+++ RECORDS FOR THE TASK +++

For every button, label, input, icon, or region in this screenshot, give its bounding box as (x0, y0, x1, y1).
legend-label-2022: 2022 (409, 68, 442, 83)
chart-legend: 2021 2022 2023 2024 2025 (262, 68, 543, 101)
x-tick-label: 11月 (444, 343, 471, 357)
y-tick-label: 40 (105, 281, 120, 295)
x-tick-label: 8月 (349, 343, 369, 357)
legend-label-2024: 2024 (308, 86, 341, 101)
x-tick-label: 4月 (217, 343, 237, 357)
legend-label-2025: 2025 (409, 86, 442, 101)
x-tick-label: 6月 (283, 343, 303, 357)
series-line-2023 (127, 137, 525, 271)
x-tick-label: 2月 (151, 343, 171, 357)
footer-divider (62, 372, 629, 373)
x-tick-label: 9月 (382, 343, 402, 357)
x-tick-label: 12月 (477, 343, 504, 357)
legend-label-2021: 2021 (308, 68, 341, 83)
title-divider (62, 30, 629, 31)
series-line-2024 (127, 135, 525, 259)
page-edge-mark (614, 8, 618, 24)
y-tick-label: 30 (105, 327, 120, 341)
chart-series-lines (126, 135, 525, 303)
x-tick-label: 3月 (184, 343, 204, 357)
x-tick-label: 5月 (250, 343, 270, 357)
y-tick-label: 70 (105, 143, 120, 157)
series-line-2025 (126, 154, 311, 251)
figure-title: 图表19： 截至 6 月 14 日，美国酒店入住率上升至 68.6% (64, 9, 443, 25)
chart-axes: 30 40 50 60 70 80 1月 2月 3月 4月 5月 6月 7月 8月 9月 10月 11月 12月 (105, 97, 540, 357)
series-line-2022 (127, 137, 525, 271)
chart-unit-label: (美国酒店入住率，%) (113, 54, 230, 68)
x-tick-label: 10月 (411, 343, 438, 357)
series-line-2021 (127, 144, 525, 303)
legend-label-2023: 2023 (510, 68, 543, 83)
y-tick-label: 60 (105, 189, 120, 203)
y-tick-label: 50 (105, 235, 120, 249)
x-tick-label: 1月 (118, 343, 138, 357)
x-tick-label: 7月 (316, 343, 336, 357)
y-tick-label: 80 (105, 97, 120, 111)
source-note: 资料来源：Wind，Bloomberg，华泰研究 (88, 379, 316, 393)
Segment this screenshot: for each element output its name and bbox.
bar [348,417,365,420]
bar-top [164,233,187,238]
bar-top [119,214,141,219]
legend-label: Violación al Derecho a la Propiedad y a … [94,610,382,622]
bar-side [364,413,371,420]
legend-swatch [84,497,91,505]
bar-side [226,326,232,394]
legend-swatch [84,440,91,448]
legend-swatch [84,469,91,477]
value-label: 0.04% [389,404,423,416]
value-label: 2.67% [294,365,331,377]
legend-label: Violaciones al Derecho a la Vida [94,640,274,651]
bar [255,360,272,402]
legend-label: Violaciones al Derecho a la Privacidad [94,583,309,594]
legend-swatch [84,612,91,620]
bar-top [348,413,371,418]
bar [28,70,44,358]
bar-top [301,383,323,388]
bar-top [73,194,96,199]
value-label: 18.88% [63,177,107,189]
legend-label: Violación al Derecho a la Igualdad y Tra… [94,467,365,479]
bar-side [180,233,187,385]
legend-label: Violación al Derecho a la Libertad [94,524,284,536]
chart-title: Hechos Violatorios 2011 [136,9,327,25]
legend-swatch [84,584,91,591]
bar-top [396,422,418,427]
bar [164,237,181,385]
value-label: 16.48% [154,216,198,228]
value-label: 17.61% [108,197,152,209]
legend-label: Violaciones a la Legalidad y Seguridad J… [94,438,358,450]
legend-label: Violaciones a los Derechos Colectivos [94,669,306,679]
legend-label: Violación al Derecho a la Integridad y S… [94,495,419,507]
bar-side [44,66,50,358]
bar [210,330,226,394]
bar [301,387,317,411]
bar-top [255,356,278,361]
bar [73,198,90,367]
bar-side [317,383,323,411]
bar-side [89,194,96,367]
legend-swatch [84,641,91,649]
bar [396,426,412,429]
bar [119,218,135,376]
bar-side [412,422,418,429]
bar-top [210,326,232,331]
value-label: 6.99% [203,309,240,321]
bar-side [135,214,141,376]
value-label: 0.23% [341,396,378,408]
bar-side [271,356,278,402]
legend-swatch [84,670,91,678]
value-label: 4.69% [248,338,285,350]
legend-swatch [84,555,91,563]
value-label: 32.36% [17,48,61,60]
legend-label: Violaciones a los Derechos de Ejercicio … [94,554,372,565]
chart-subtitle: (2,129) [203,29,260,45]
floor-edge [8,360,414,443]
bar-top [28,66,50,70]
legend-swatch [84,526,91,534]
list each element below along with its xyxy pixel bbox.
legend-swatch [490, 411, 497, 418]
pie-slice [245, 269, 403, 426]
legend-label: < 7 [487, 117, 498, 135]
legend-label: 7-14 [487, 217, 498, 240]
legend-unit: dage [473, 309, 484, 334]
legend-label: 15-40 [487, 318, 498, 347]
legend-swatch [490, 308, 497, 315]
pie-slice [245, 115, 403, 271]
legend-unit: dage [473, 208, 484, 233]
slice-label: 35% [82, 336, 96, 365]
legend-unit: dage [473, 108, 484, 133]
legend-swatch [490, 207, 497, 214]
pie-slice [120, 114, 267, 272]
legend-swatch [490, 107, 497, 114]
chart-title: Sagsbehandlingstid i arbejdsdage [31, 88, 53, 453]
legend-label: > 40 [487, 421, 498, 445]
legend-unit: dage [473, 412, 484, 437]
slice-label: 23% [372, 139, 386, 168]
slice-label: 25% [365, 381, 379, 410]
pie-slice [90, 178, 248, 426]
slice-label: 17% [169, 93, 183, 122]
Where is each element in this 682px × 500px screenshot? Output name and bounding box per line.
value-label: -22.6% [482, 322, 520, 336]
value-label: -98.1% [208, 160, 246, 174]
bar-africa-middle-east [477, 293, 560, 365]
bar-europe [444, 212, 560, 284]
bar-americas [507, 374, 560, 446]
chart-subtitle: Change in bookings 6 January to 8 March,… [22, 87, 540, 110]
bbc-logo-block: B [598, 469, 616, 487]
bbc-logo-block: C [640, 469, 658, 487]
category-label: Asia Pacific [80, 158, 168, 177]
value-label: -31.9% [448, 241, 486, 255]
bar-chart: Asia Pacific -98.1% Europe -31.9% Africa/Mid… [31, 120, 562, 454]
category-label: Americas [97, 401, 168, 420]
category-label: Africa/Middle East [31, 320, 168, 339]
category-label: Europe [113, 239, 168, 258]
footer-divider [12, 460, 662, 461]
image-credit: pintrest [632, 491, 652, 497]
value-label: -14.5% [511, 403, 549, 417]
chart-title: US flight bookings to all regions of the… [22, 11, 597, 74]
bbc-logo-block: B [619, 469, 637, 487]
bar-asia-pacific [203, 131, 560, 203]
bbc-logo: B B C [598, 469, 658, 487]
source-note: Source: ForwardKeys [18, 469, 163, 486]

+++

§ TASK OBJECTIVE
Rewrite all the records above as a Markdown table with the columns "No." and "Line", giving each line its row number and skipping blank lines.

§ FULL SOLUTION
| No. | Line |
|---|---|
| 1 | For every button, label, input, icon, or region in this screenshot, give its bounding box as (x0, y0, x1, y1). |
| 2 | legend-label-2022: 2022 (409, 68, 442, 83) |
| 3 | chart-legend: 2021 2022 2023 2024 2025 (262, 68, 543, 101) |
| 4 | x-tick-label: 11月 (444, 343, 471, 357) |
| 5 | y-tick-label: 40 (105, 281, 120, 295) |
| 6 | x-tick-label: 8月 (349, 343, 369, 357) |
| 7 | legend-label-2024: 2024 (308, 86, 341, 101) |
| 8 | x-tick-label: 4月 (217, 343, 237, 357) |
| 9 | legend-label-2025: 2025 (409, 86, 442, 101) |
| 10 | x-tick-label: 6月 (283, 343, 303, 357) |
| 11 | series-line-2023 (127, 137, 525, 271) |
| 12 | x-tick-label: 2月 (151, 343, 171, 357) |
| 13 | footer-divider (62, 372, 629, 373) |
| 14 | x-tick-label: 9月 (382, 343, 402, 357) |
| 15 | x-tick-label: 12月 (477, 343, 504, 357) |
| 16 | legend-label-2021: 2021 (308, 68, 341, 83) |
| 17 | title-divider (62, 30, 629, 31) |
| 18 | series-line-2024 (127, 135, 525, 259) |
| 19 | page-edge-mark (614, 8, 618, 24) |
| 20 | y-tick-label: 30 (105, 327, 120, 341) |
| 21 | chart-series-lines (126, 135, 525, 303) |
| 22 | x-tick-label: 3月 (184, 343, 204, 357) |
| 23 | x-tick-label: 5月 (250, 343, 270, 357) |
| 24 | y-tick-label: 70 (105, 143, 120, 157) |
| 25 | series-line-2025 (126, 154, 311, 251) |
| 26 | figure-title: 图表19： 截至 6 月 14 日，美国酒店入住率上升至 68.6% (64, 9, 443, 25) |
| 27 | chart-axes: 30 40 50 60 70 80 1月 2月 3月 4月 5月 6月 7月 8月 9月 10月 11月 12月 (105, 97, 540, 357) |
| 28 | series-line-2022 (127, 137, 525, 271) |
| 29 | chart-unit-label: (美国酒店入住率，%) (113, 54, 230, 68) |
| 30 | x-tick-label: 10月 (411, 343, 438, 357) |
| 31 | series-line-2021 (127, 144, 525, 303) |
| 32 | legend-label-2023: 2023 (510, 68, 543, 83) |
| 33 | y-tick-label: 60 (105, 189, 120, 203) |
| 34 | y-tick-label: 50 (105, 235, 120, 249) |
| 35 | x-tick-label: 1月 (118, 343, 138, 357) |
| 36 | x-tick-label: 7月 (316, 343, 336, 357) |
| 37 | y-tick-label: 80 (105, 97, 120, 111) |
| 38 | source-note: 资料来源：Wind，Bloomberg，华泰研究 (88, 379, 316, 393) |
| 39 | Segment this screenshot: for each element output its name and bbox. |
| 40 | bar [348,417,365,420] |
| 41 | bar-top [164,233,187,238] |
| 42 | bar-top [119,214,141,219] |
| 43 | legend-label: Violación al Derecho a la Propiedad y a … [94,610,382,622] |
| 44 | bar-side [364,413,371,420] |
| 45 | legend-swatch [84,497,91,505] |
| 46 | bar-side [226,326,232,394] |
| 47 | legend-swatch [84,440,91,448] |
| 48 | legend-swatch [84,469,91,477] |
| 49 | value-label: 0.04% [389,404,423,416] |
| 50 | value-label: 2.67% [294,365,331,377] |
| 51 | legend-label: Violaciones al Derecho a la Vida [94,640,274,651] |
| 52 | bar [255,360,272,402] |
| 53 | legend-label: Violaciones al Derecho a la Privacidad [94,583,309,594] |
| 54 | legend-swatch [84,612,91,620] |
| 55 | bar-top [348,413,371,418] |
| 56 | bar [28,70,44,358] |
| 57 | bar-top [301,383,323,388] |
| 58 | bar-top [73,194,96,199] |
| 59 | value-label: 18.88% [63,177,107,189] |
| 60 | legend-label: Violación al Derecho a la Igualdad y Tra… [94,467,365,479] |
| 61 | bar-side [180,233,187,385] |
| 62 | legend-label: Violación al Derecho a la Libertad [94,524,284,536] |
| 63 | chart-title: Hechos Violatorios 2011 [136,9,327,25] |
| 64 | legend-swatch [84,584,91,591] |
| 65 | bar-top [396,422,418,427] |
| 66 | bar [164,237,181,385] |
| 67 | value-label: 16.48% [154,216,198,228] |
| 68 | value-label: 17.61% [108,197,152,209] |
| 69 | legend-label: Violaciones a la Legalidad y Seguridad J… [94,438,358,450] |
| 70 | legend-label: Violaciones a los Derechos Colectivos [94,669,306,679] |
| 71 | legend-label: Violación al Derecho a la Integridad y S… [94,495,419,507] |
| 72 | bar-side [44,66,50,358] |
| 73 | bar [210,330,226,394] |
| 74 | bar [301,387,317,411] |
| 75 | bar-top [255,356,278,361] |
| 76 | bar [73,198,90,367] |
| 77 | bar-side [317,383,323,411] |
| 78 | bar-side [89,194,96,367] |
| 79 | legend-swatch [84,641,91,649] |
| 80 | bar [396,426,412,429] |
| 81 | bar [119,218,135,376] |
| 82 | bar-side [412,422,418,429] |
| 83 | bar-top [210,326,232,331] |
| 84 | value-label: 6.99% [203,309,240,321] |
| 85 | bar-side [135,214,141,376] |
| 86 | value-label: 0.23% [341,396,378,408] |
| 87 | bar-side [271,356,278,402] |
| 88 | legend-swatch [84,670,91,678] |
| 89 | value-label: 4.69% [248,338,285,350] |
| 90 | legend-swatch [84,555,91,563] |
| 91 | value-label: 32.36% [17,48,61,60] |
| 92 | legend-label: Violaciones a los Derechos de Ejercicio … [94,554,372,565] |
| 93 | chart-subtitle: (2,129) [203,29,260,45] |
| 94 | floor-edge [8,360,414,443] |
| 95 | bar-top [28,66,50,70] |
| 96 | legend-swatch [84,526,91,534] |
| 97 | list each element below along with its xyxy pixel bbox. |
| 98 | legend-swatch [490, 411, 497, 418] |
| 99 | pie-slice [245, 269, 403, 426] |
| 100 | legend-label: < 7 [487, 117, 498, 135] |
| 101 | legend-label: 7-14 [487, 217, 498, 240] |
| 102 | legend-unit: dage [473, 309, 484, 334] |
| 103 | legend-label: 15-40 [487, 318, 498, 347] |
| 104 | legend-swatch [490, 308, 497, 315] |
| 105 | pie-slice [245, 115, 403, 271] |
| 106 | legend-unit: dage [473, 208, 484, 233] |
| 107 | slice-label: 35% [82, 336, 96, 365] |
| 108 | legend-unit: dage [473, 108, 484, 133] |
| 109 | legend-swatch [490, 207, 497, 214] |
| 110 | pie-slice [120, 114, 267, 272] |
| 111 | legend-swatch [490, 107, 497, 114] |
| 112 | chart-title: Sagsbehandlingstid i arbejdsdage [31, 88, 53, 453] |
| 113 | legend-label: > 40 [487, 421, 498, 445] |
| 114 | legend-unit: dage [473, 412, 484, 437] |
| 115 | slice-label: 23% [372, 139, 386, 168] |
| 116 | slice-label: 25% [365, 381, 379, 410] |
| 117 | pie-slice [90, 178, 248, 426] |
| 118 | slice-label: 17% [169, 93, 183, 122] |
| 119 | Where is each element in this 682px × 500px screenshot? Output name and bounding box per line. |
| 120 | value-label: -22.6% [482, 322, 520, 336] |
| 121 | value-label: -98.1% [208, 160, 246, 174] |
| 122 | bar-africa-middle-east [477, 293, 560, 365] |
| 123 | bar-europe [444, 212, 560, 284] |
| 124 | bar-americas [507, 374, 560, 446] |
| 125 | chart-subtitle: Change in bookings 6 January to 8 March,… [22, 87, 540, 110] |
| 126 | bbc-logo-block: B [598, 469, 616, 487] |
| 127 | bbc-logo-block: C [640, 469, 658, 487] |
| 128 | category-label: Asia Pacific [80, 158, 168, 177] |
| 129 | value-label: -31.9% [448, 241, 486, 255] |
| 130 | bar-chart: Asia Pacific -98.1% Europe -31.9% Africa/Mid… [31, 120, 562, 454] |
| 131 | category-label: Americas [97, 401, 168, 420] |
| 132 | category-label: Africa/Middle East [31, 320, 168, 339] |
| 133 | category-label: Europe [113, 239, 168, 258] |
| 134 | footer-divider [12, 460, 662, 461] |
| 135 | image-credit: pintrest [632, 491, 652, 497] |
| 136 | value-label: -14.5% [511, 403, 549, 417] |
| 137 | chart-title: US flight bookings to all regions of the… [22, 11, 597, 74] |
| 138 | bbc-logo-block: B [619, 469, 637, 487] |
| 139 | bar-asia-pacific [203, 131, 560, 203] |
| 140 | bbc-logo: B B C [598, 469, 658, 487] |
| 141 | source-note: Source: ForwardKeys [18, 469, 163, 486] |